— What to produce —
Reproduce the forum post on limits and unnatural transformations word for word.

Topic: Limits and unnatural transformations

Nathaniel Virgo (Feb 04 2025 at 10:49):

Given functors $F,G: I \to C$, an unnatural transformation $\varepsilon:F\leadsto G$ is a family of maps $\varepsilon_i:F(i)\to G(i)$ for each object $i\in I$, which doesn't have to obey a naturality condition or any other conditions.

Suppose that $F$ and $G$ both have limits, and that we have an unnatural transformation $\varepsilon:F\leadsto G$, together with a cone $K$ over $F$, given by maps $k_i:K\to F(i)$. Suppose also that the maps $k_i{;}\varepsilon_i$ form a cone over $G$ (which is not guaranteed, since $\varepsilon$ isn't natural).

Then we have the unique maps $!_{K,G}:K\to \lim F$ and $!_{K,F}:K\to\lim G$. If $\varepsilon$ were a natural transformation we would also have a map $\lim\varepsilon:\lim F\to \lim G$, but we don't have that in this case.

However, my instinct is that even though we don't have that, $!_{K,G}$ should still factor through $!_{K,F}$. That is, I conjecture that there exists a morphism $\hat\varepsilon:\lim F\to \lim G$ in $C$ (not necessarily unique) such that

$$K\xrightarrow{!_{K,G}} \lim G = K\xrightarrow{!_{K,F}} \lim F\xrightarrow{\hat \varepsilon}\lim G.$$

The morphism $\hat\varepsilon$ will in general depend on the cone $K$ as well as the unnatural transformation $\varepsilon$.

— Records provided —

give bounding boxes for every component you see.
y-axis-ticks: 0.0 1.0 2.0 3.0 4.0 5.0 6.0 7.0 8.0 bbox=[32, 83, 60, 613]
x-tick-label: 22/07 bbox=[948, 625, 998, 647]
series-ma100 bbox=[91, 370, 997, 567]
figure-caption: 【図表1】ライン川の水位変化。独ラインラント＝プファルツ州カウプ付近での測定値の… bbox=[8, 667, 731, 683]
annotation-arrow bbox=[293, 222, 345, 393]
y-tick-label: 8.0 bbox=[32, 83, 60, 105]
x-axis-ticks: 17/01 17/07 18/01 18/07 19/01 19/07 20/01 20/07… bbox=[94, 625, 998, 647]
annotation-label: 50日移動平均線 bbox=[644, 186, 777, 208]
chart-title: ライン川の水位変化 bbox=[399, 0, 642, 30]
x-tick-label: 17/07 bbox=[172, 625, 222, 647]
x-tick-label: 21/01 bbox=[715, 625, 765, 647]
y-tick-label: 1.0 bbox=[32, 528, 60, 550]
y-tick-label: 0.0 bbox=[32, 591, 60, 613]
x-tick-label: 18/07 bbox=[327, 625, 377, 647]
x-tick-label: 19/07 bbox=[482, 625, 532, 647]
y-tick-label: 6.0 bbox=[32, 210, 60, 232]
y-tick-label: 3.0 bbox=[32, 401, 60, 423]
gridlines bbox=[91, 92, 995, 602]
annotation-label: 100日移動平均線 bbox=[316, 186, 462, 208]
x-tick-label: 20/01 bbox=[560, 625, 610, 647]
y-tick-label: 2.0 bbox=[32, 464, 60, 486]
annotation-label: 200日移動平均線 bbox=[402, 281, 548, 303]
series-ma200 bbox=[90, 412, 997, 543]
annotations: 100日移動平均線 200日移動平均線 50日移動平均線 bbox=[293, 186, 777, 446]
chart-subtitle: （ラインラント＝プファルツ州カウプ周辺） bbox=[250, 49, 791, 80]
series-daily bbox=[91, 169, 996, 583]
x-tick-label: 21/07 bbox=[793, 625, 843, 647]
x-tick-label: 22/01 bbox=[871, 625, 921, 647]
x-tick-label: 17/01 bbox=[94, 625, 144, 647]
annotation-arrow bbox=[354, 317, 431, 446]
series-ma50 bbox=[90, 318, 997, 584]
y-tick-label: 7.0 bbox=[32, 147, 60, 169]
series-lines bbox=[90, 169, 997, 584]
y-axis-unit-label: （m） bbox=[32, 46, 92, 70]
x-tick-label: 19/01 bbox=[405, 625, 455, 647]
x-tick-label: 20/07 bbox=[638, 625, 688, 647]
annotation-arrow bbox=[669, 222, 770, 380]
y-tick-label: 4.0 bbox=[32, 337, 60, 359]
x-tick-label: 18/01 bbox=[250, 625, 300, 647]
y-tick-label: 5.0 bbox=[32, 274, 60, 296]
--
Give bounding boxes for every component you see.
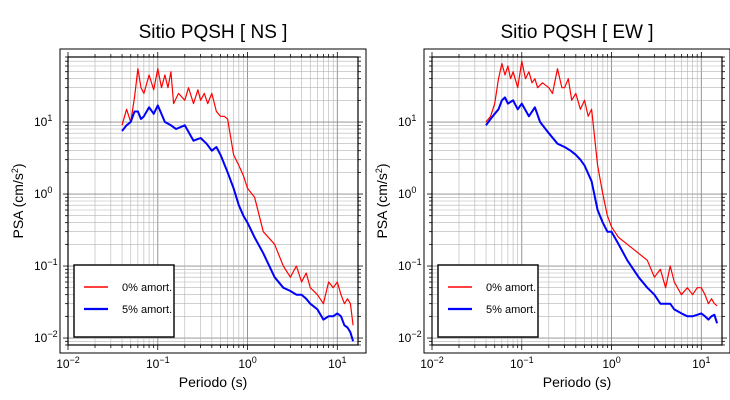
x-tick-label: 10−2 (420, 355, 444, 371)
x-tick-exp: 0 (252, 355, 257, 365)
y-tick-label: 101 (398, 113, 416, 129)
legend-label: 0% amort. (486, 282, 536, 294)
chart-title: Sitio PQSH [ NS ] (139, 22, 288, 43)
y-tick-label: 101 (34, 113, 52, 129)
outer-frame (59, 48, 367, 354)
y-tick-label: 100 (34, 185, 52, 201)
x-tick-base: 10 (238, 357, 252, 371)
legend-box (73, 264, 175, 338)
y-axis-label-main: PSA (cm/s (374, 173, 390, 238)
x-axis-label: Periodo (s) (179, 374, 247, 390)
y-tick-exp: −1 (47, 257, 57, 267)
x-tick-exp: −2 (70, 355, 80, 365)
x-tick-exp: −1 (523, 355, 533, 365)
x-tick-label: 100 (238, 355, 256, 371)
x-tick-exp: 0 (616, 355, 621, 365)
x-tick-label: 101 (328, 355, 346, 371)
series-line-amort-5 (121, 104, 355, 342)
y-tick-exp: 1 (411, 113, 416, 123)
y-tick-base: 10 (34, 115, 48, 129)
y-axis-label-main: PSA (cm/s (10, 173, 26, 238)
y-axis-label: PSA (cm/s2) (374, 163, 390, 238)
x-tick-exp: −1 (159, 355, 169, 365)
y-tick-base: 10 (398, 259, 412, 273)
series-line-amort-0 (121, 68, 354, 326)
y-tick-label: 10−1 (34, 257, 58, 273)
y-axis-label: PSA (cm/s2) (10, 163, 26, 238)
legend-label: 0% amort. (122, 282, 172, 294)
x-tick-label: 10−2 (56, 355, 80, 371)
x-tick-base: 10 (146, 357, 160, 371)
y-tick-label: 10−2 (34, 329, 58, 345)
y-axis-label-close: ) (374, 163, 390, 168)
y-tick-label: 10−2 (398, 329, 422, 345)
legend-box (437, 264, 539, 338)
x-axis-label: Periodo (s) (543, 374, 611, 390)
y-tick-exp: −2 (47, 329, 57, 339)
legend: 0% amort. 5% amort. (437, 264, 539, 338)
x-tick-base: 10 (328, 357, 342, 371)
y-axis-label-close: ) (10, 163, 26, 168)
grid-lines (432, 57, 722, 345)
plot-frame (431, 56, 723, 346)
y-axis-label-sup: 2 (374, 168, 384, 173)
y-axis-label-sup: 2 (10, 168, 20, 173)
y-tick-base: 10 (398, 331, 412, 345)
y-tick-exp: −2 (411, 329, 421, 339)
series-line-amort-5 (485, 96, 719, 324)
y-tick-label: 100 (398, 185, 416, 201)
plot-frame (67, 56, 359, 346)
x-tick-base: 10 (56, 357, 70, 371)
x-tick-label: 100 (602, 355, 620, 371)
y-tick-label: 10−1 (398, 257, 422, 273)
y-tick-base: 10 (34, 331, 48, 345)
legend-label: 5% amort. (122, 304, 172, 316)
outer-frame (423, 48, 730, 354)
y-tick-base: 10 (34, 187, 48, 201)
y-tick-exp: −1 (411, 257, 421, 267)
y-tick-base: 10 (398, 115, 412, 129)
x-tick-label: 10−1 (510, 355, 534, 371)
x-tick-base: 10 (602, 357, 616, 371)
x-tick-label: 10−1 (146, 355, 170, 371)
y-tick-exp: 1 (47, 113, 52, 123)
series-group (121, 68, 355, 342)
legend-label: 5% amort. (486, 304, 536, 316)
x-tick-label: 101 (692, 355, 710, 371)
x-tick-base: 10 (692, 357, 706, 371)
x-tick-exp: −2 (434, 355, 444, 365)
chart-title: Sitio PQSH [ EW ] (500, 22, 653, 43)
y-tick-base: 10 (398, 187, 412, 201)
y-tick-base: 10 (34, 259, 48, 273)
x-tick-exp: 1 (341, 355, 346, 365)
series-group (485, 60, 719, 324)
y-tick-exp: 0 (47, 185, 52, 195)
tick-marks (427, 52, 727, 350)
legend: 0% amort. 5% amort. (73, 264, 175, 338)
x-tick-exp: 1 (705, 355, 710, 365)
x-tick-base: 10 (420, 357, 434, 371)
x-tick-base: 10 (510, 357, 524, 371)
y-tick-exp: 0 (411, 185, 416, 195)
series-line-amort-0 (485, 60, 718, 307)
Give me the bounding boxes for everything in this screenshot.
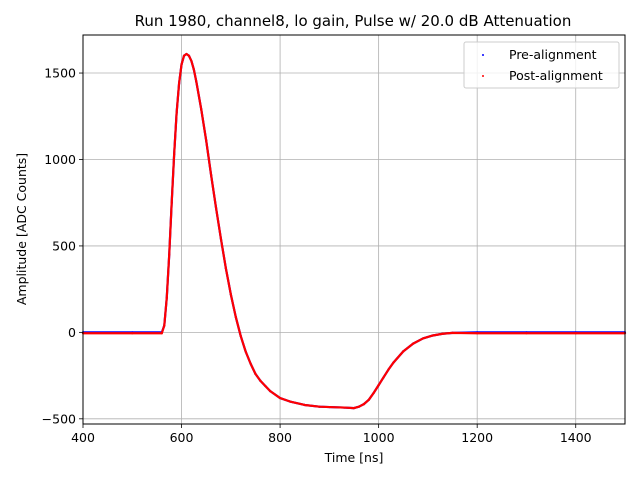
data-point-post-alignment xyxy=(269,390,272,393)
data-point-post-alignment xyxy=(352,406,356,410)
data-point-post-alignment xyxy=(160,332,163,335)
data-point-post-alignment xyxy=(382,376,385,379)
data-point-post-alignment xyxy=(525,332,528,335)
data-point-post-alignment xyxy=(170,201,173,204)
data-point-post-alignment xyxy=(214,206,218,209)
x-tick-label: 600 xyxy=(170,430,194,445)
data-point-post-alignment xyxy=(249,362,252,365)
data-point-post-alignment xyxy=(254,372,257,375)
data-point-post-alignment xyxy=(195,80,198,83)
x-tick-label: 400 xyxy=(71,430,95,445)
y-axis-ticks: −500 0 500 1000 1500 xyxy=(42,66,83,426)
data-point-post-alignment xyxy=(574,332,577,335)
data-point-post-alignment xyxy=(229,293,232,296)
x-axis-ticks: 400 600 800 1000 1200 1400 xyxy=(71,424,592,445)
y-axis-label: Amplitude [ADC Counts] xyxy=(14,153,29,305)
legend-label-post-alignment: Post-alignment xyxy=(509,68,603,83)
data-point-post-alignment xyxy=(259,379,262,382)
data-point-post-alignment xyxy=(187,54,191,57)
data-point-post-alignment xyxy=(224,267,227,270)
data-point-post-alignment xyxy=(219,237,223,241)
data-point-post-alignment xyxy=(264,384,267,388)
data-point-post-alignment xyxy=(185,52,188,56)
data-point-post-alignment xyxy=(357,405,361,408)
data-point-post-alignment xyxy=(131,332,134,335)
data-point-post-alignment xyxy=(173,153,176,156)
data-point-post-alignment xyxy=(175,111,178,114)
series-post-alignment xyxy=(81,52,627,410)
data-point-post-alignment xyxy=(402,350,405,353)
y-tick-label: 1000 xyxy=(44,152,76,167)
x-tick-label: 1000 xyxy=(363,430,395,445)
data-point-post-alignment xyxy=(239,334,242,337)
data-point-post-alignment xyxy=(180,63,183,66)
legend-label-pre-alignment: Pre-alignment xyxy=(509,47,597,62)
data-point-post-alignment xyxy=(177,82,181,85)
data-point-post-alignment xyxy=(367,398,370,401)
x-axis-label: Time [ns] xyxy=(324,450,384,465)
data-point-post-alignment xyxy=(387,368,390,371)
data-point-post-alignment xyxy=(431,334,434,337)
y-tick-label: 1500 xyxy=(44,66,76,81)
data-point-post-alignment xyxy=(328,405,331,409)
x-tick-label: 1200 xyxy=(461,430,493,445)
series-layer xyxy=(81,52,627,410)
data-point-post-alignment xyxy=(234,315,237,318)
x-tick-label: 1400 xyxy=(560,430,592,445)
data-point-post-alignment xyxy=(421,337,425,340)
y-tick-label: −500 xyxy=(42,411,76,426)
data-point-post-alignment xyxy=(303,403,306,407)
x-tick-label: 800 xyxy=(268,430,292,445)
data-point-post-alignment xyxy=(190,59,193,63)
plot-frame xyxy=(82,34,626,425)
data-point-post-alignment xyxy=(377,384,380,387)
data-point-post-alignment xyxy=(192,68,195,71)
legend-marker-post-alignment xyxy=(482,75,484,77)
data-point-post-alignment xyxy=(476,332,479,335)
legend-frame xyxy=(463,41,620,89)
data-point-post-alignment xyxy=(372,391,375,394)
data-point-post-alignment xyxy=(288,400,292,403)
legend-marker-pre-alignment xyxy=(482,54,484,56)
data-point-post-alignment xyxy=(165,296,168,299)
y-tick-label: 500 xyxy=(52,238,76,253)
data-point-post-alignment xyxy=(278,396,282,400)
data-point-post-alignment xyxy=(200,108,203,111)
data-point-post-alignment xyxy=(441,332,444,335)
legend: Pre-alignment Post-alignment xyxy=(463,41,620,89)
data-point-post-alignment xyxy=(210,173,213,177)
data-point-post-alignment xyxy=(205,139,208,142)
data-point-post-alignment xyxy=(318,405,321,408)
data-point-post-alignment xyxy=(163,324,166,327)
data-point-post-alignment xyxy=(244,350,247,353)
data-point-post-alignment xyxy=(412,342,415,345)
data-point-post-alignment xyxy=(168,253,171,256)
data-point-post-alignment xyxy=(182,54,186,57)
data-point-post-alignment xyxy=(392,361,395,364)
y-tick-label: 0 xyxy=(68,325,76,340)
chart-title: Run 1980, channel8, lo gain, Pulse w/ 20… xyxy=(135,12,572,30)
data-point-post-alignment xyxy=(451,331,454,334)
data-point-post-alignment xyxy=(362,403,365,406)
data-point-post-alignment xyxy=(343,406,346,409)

— Exercise response —
Topic: Limits and unnatural transformations

Nathaniel Virgo (Feb 04 2025 at 10:49):

Given functors $F,G: I \to C$, an unnatural transformation $\varepsilon:F\leadsto G$ is a family of maps $\varepsilon_i:F(i)\to G(i)$ for each object $i\in I$, which doesn't have to obey a naturality condition or any other conditions.

Suppose that $F$ and $G$ both have limits, and that we have an unnatural transformation $\varepsilon:F\leadsto G$, together with a cone $K$ over $F$, given by maps $k_i:K\to F(i)$. Suppose also that the maps $k_i{;}\varepsilon_i$ form a cone over $G$ (which is not guaranteed, since $\varepsilon$ isn't natural).

Then we have the unique maps $!_{K,G}:K\to \lim F$ and $!_{K,F}:K\to\lim G$. If $\varepsilon$ were a natural transformation we would also have a map $\lim\varepsilon:\lim F\to \lim G$, but we don't have that in this case.

However, my instinct is that even though we don't have that, $!_{K,G}$ should still factor through $!_{K,F}$. That is, I conjecture that there exists a morphism $\hat\varepsilon:\lim F\to \lim G$ in $C$ (not necessarily unique) such that

$$K\xrightarrow{!_{K,G}} \lim G = K\xrightarrow{!_{K,F}} \lim F\xrightarrow{\hat \varepsilon}\lim G.$$

The morphism $\hat\varepsilon$ will in general depend on the cone $K$ as well as the unnatural transformation $\varepsilon$.